*Problem statement*
Set down the data below without change, skipping the pictures it holds.

*Data section*
>> start
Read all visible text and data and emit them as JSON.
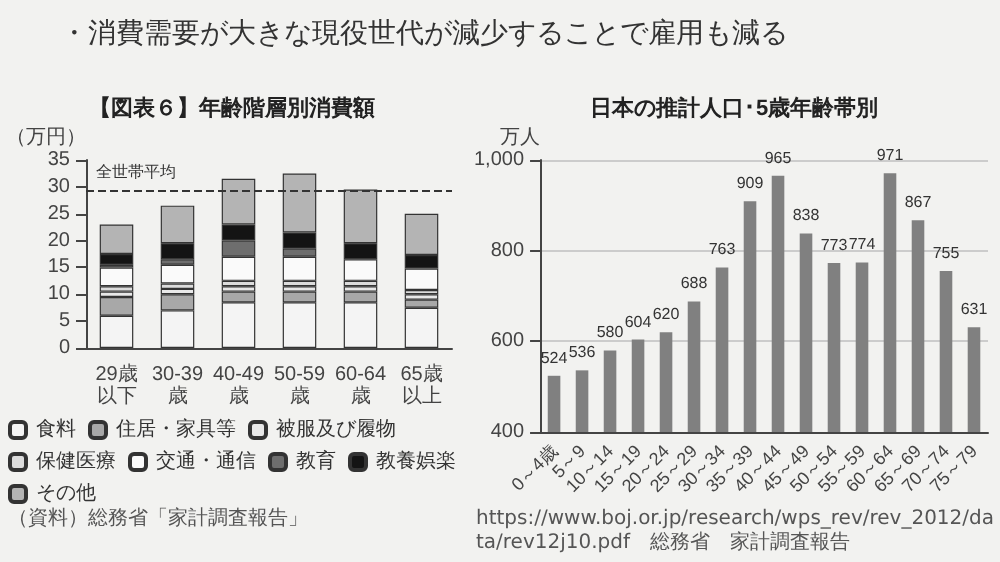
{
  "chart_data": [
    {
      "type": "other",
      "title": "・消費需要が大きな現役世代が減少することで雇用も減る"
    },
    {
      "type": "bar",
      "title": "【図表６】年齢階層別消費額",
      "ylabel": "（万円）",
      "stacked": true,
      "legend": "bottom",
      "grid": false,
      "categories": [
        "29歳以下",
        "30-39歳",
        "40-49歳",
        "50-59歳",
        "60-64歳",
        "65歳以上"
      ],
      "ylim": [
        0,
        35
      ],
      "yticks": [
        0,
        5,
        10,
        15,
        20,
        25,
        30,
        35
      ],
      "ref_lines": [
        {
          "axis": "y",
          "value": 29.5,
          "label": "全世帯平均",
          "line_style": "dashed"
        }
      ],
      "annotations": [
        "（資料）総務省「家計調査報告」"
      ],
      "series": [
        {
          "name": "食料",
          "color": "#f4f4f4",
          "values": [
            6,
            7,
            8.5,
            8.5,
            8.5,
            7.5
          ]
        },
        {
          "name": "住居・家具等",
          "color": "#a8a8a8",
          "values": [
            3.5,
            3,
            2,
            2,
            2,
            1.5
          ]
        },
        {
          "name": "被服及び履物",
          "color": "#e8e8e8",
          "values": [
            1,
            1,
            1,
            1,
            1,
            1
          ]
        },
        {
          "name": "保健医療",
          "color": "#dcdcdc",
          "values": [
            1,
            1,
            1,
            1,
            1,
            0.8
          ]
        },
        {
          "name": "交通・通信",
          "color": "#fafafa",
          "values": [
            3.5,
            3.5,
            4.5,
            4.5,
            4,
            4
          ]
        },
        {
          "name": "教育",
          "color": "#6e6e6e",
          "values": [
            0.5,
            1,
            3,
            1.5,
            null,
            null
          ]
        },
        {
          "name": "教養娯楽",
          "color": "#141414",
          "values": [
            2,
            3,
            3,
            3,
            3,
            2.5
          ]
        },
        {
          "name": "その他",
          "color": "#b4b4b4",
          "values": [
            5.5,
            7,
            8.5,
            11,
            10,
            7.7
          ]
        }
      ]
    },
    {
      "type": "bar",
      "title": "日本の推計人口･5歳年齢帯別",
      "ylabel": "万人",
      "grid": "y",
      "data_labels": true,
      "categories": [
        "0～4歳",
        "5～9",
        "10～14",
        "15～19",
        "20～24",
        "25～29",
        "30～34",
        "35～39",
        "40～44",
        "45～49",
        "50～54",
        "55～59",
        "60～64",
        "65～69",
        "70～74",
        "75～79"
      ],
      "values": [
        524,
        536,
        580,
        604,
        620,
        688,
        763,
        909,
        965,
        838,
        773,
        774,
        971,
        867,
        755,
        631
      ],
      "color": "#808080",
      "ylim": [
        400,
        1000
      ],
      "yticks": [
        400,
        600,
        800,
        {
          "value": 1000,
          "label": "1,000"
        }
      ],
      "annotations": [
        "https://www.boj.or.jp/research/wps_rev/rev_2012/data/rev12j10.pdf　総務省　家計調査報告"
      ]
    }
  ]
}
>> end
*Task solution*
Read all visible text and data and emit them as JSON.
{
  "chart_data": [
    {
      "type": "other",
      "title": "・消費需要が大きな現役世代が減少することで雇用も減る"
    },
    {
      "type": "bar",
      "title": "【図表６】年齢階層別消費額",
      "ylabel": "（万円）",
      "stacked": true,
      "legend": "bottom",
      "grid": false,
      "categories": [
        "29歳以下",
        "30-39歳",
        "40-49歳",
        "50-59歳",
        "60-64歳",
        "65歳以上"
      ],
      "ylim": [
        0,
        35
      ],
      "yticks": [
        0,
        5,
        10,
        15,
        20,
        25,
        30,
        35
      ],
      "ref_lines": [
        {
          "axis": "y",
          "value": 29.5,
          "label": "全世帯平均",
          "line_style": "dashed"
        }
      ],
      "annotations": [
        "（資料）総務省「家計調査報告」"
      ],
      "series": [
        {
          "name": "食料",
          "color": "#f4f4f4",
          "values": [
            6,
            7,
            8.5,
            8.5,
            8.5,
            7.5
          ]
        },
        {
          "name": "住居・家具等",
          "color": "#a8a8a8",
          "values": [
            3.5,
            3,
            2,
            2,
            2,
            1.5
          ]
        },
        {
          "name": "被服及び履物",
          "color": "#e8e8e8",
          "values": [
            1,
            1,
            1,
            1,
            1,
            1
          ]
        },
        {
          "name": "保健医療",
          "color": "#dcdcdc",
          "values": [
            1,
            1,
            1,
            1,
            1,
            0.8
          ]
        },
        {
          "name": "交通・通信",
          "color": "#fafafa",
          "values": [
            3.5,
            3.5,
            4.5,
            4.5,
            4,
            4
          ]
        },
        {
          "name": "教育",
          "color": "#6e6e6e",
          "values": [
            0.5,
            1,
            3,
            1.5,
            null,
            null
          ]
        },
        {
          "name": "教養娯楽",
          "color": "#141414",
          "values": [
            2,
            3,
            3,
            3,
            3,
            2.5
          ]
        },
        {
          "name": "その他",
          "color": "#b4b4b4",
          "values": [
            5.5,
            7,
            8.5,
            11,
            10,
            7.7
          ]
        }
      ]
    },
    {
      "type": "bar",
      "title": "日本の推計人口･5歳年齢帯別",
      "ylabel": "万人",
      "grid": "y",
      "data_labels": true,
      "categories": [
        "0～4歳",
        "5～9",
        "10～14",
        "15～19",
        "20～24",
        "25～29",
        "30～34",
        "35～39",
        "40～44",
        "45～49",
        "50～54",
        "55～59",
        "60～64",
        "65～69",
        "70～74",
        "75～79"
      ],
      "values": [
        524,
        536,
        580,
        604,
        620,
        688,
        763,
        909,
        965,
        838,
        773,
        774,
        971,
        867,
        755,
        631
      ],
      "color": "#808080",
      "ylim": [
        400,
        1000
      ],
      "yticks": [
        400,
        600,
        800,
        {
          "value": 1000,
          "label": "1,000"
        }
      ],
      "annotations": [
        "https://www.boj.or.jp/research/wps_rev/rev_2012/data/rev12j10.pdf　総務省　家計調査報告"
      ]
    }
  ]
}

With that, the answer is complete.